→ Given data

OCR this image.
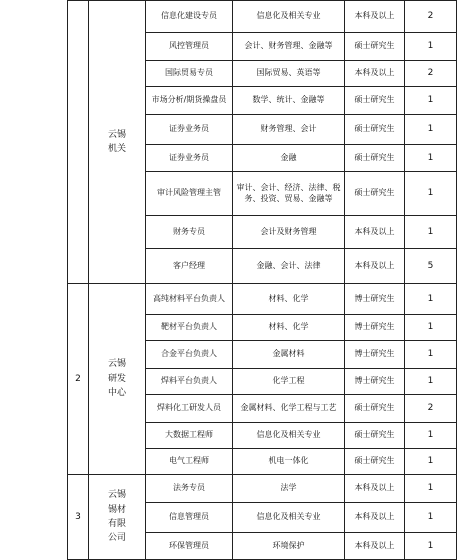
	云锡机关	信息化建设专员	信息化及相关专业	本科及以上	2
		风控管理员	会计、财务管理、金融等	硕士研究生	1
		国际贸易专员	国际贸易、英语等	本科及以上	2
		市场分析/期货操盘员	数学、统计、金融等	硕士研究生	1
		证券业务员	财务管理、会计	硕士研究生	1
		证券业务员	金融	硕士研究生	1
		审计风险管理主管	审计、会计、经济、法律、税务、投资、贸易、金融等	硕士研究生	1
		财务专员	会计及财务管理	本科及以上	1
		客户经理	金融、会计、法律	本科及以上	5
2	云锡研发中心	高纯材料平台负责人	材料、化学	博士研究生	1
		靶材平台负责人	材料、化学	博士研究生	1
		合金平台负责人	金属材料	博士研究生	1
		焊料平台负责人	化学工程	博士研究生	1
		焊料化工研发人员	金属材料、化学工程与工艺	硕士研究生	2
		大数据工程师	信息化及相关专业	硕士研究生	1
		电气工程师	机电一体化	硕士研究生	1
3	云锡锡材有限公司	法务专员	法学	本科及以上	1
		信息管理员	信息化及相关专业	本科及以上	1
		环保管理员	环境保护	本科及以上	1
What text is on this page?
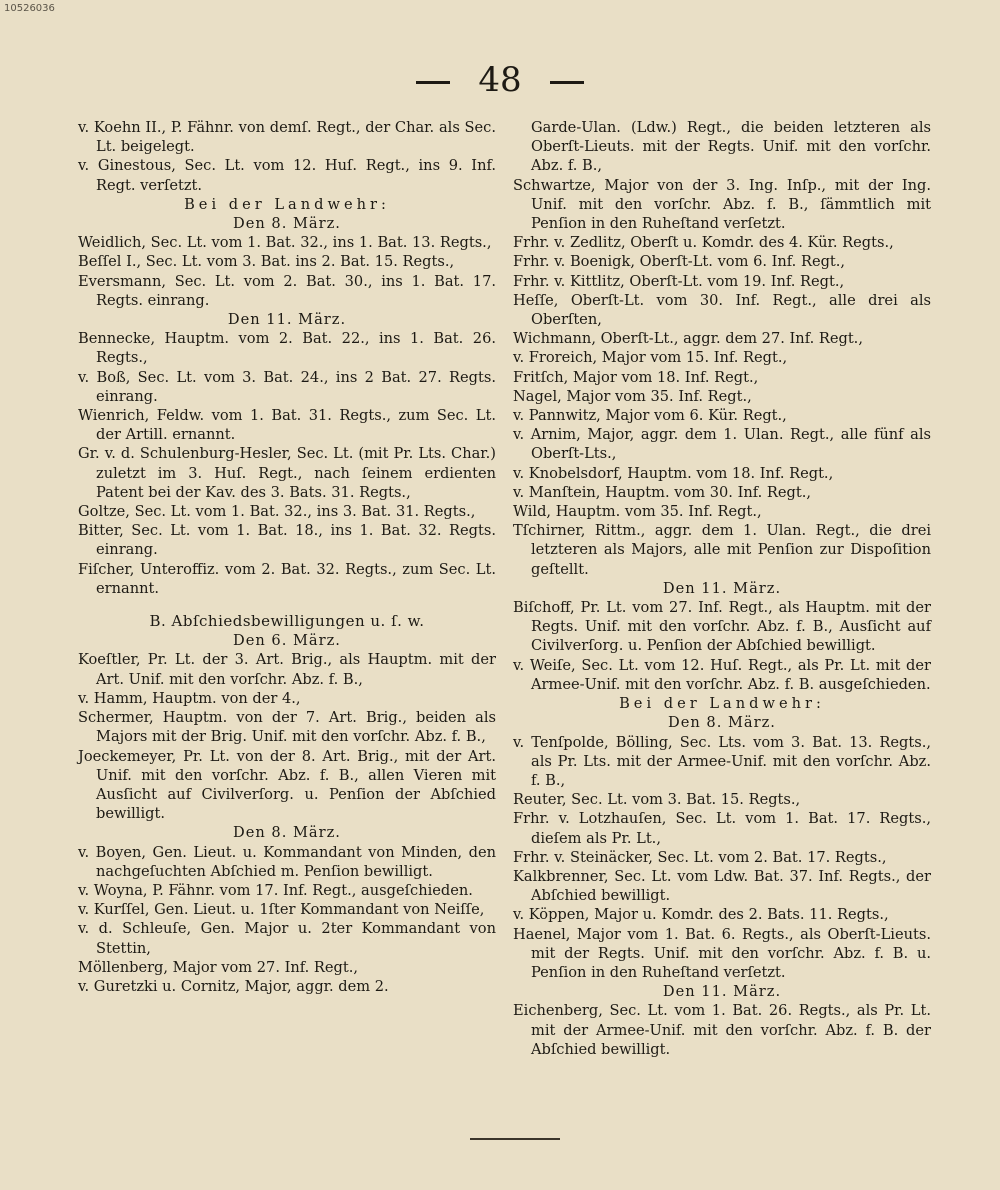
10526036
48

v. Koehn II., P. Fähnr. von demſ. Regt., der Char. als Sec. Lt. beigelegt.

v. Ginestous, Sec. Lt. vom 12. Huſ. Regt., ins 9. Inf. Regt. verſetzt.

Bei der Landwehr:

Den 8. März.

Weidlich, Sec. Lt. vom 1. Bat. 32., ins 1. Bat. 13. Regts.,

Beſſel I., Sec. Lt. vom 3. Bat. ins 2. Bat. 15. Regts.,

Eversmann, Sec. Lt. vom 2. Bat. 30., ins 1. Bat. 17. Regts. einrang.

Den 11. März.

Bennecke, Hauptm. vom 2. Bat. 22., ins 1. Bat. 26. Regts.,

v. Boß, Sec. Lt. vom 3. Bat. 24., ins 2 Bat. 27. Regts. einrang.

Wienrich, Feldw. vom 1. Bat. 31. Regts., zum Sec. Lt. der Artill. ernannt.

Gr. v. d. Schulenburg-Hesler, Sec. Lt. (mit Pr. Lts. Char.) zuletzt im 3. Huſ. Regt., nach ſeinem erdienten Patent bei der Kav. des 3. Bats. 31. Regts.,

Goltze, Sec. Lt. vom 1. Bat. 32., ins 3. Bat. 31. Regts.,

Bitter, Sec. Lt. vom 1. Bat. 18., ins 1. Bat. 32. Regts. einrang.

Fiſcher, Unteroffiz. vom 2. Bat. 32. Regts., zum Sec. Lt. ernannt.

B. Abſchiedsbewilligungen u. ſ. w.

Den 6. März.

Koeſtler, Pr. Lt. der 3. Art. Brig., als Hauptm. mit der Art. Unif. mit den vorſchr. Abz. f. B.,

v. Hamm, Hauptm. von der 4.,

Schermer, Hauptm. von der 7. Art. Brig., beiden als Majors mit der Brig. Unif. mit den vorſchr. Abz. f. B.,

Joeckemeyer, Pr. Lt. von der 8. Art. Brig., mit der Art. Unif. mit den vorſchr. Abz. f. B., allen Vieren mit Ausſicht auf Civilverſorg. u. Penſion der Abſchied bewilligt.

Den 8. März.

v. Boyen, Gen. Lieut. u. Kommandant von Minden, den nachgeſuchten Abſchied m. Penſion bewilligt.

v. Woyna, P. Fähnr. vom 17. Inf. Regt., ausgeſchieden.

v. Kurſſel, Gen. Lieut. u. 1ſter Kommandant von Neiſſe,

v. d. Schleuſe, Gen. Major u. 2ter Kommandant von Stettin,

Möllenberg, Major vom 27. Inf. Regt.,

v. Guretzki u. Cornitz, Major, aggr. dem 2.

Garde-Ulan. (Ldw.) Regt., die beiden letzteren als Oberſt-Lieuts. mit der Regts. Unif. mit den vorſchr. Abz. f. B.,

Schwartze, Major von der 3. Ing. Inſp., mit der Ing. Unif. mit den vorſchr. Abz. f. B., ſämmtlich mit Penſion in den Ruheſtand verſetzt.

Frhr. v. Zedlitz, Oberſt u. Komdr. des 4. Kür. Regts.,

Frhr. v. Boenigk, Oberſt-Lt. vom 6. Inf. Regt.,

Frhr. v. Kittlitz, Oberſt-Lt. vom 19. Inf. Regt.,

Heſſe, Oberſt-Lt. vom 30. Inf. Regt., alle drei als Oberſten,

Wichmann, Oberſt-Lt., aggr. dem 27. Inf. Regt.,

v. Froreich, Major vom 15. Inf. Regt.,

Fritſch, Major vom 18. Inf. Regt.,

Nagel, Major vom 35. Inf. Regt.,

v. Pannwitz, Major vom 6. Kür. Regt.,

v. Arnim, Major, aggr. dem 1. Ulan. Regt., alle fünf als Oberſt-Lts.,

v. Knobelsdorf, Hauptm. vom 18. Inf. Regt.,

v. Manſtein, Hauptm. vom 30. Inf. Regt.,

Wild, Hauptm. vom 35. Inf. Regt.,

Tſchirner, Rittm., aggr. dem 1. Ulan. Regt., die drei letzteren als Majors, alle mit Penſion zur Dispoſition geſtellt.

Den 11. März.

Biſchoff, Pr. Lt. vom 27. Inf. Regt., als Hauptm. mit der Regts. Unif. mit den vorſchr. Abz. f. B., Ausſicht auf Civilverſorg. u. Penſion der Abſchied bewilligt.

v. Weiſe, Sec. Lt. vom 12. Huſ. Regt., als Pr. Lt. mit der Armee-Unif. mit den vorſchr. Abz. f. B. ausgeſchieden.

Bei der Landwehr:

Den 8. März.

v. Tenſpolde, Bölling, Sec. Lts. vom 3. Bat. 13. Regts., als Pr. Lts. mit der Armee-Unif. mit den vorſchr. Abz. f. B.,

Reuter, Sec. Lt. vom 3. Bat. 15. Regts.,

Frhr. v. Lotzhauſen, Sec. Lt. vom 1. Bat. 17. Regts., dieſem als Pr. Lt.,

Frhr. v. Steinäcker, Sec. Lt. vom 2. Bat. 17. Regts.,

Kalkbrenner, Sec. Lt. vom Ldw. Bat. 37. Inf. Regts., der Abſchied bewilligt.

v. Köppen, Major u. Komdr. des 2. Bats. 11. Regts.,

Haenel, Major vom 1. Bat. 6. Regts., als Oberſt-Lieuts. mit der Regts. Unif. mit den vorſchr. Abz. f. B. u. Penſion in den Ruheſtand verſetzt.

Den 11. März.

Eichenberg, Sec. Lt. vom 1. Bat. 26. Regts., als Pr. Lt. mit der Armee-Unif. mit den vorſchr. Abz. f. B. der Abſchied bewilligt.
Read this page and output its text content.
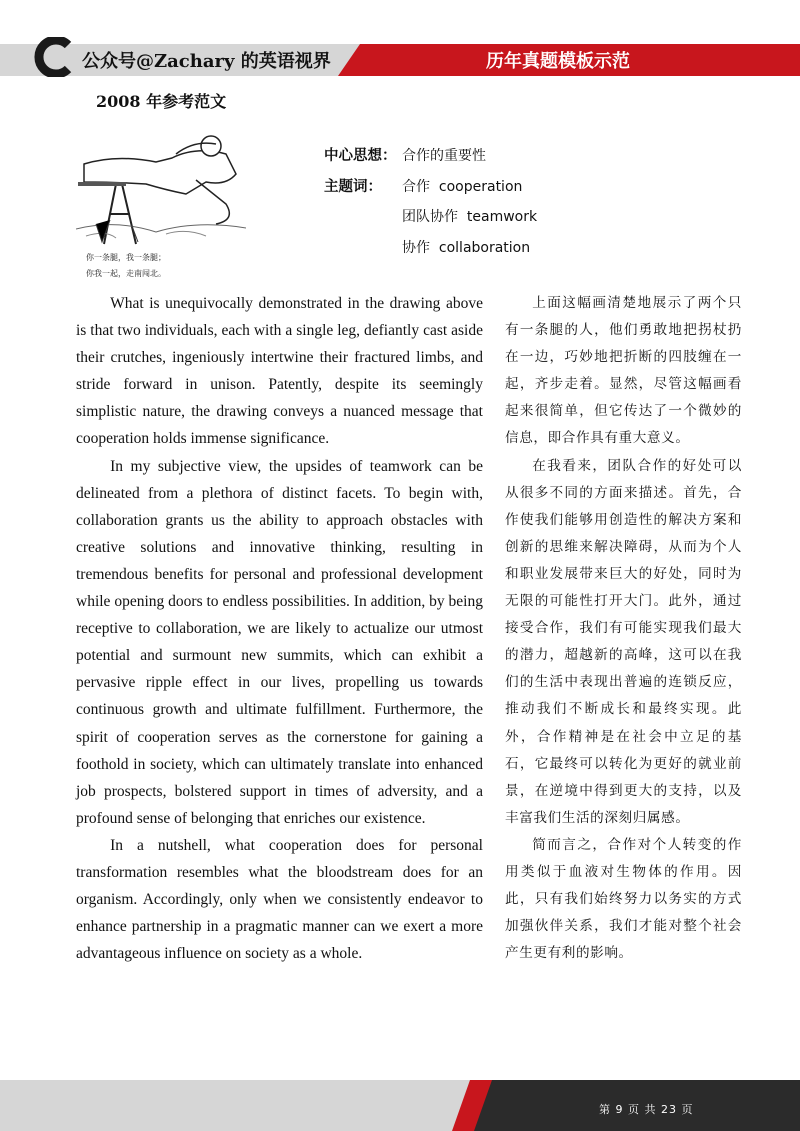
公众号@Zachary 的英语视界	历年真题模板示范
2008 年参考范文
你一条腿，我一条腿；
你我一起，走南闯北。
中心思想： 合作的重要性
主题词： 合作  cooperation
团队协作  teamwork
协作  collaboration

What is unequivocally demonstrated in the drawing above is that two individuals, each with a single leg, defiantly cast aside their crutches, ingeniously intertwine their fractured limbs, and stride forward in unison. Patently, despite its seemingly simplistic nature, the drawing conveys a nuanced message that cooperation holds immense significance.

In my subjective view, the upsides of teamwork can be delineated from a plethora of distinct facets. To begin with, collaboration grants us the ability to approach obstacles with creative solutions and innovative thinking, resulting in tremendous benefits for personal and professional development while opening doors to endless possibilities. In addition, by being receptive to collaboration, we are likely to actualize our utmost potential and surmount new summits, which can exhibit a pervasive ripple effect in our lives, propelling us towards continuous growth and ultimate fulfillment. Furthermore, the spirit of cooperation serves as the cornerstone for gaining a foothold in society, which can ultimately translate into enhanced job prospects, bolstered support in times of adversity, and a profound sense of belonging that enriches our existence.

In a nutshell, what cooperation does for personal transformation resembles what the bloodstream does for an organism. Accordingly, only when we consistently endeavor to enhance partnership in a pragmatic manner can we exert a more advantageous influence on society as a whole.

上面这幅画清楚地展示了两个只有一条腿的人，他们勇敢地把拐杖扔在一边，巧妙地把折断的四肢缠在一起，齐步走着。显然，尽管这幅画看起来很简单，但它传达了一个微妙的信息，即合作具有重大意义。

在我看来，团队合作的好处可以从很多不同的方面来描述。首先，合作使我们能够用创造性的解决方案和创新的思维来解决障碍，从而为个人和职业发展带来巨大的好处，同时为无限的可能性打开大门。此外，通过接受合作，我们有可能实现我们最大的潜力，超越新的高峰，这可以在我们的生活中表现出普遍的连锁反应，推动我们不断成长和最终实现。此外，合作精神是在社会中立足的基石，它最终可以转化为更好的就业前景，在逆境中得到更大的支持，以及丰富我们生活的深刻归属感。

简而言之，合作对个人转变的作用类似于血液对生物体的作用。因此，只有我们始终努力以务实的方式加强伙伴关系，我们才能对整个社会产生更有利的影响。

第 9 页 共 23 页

→ Written instruction
In the listing above, locate each line with "Frhr" and copy it.

→ Solution for this task
Frhr. v. Zedlitz, Oberſt u. Komdr. des 4. Kür. Regts.,
Frhr. v. Boenigk, Oberſt-Lt. vom 6. Inf. Regt.,
Frhr. v. Kittlitz, Oberſt-Lt. vom 19. Inf. Regt.,
Frhr. v. Lotzhauſen, Sec. Lt. vom 1. Bat. 17. Regts., dieſem als Pr. Lt.,
Frhr. v. Steinäcker, Sec. Lt. vom 2. Bat. 17. Regts.,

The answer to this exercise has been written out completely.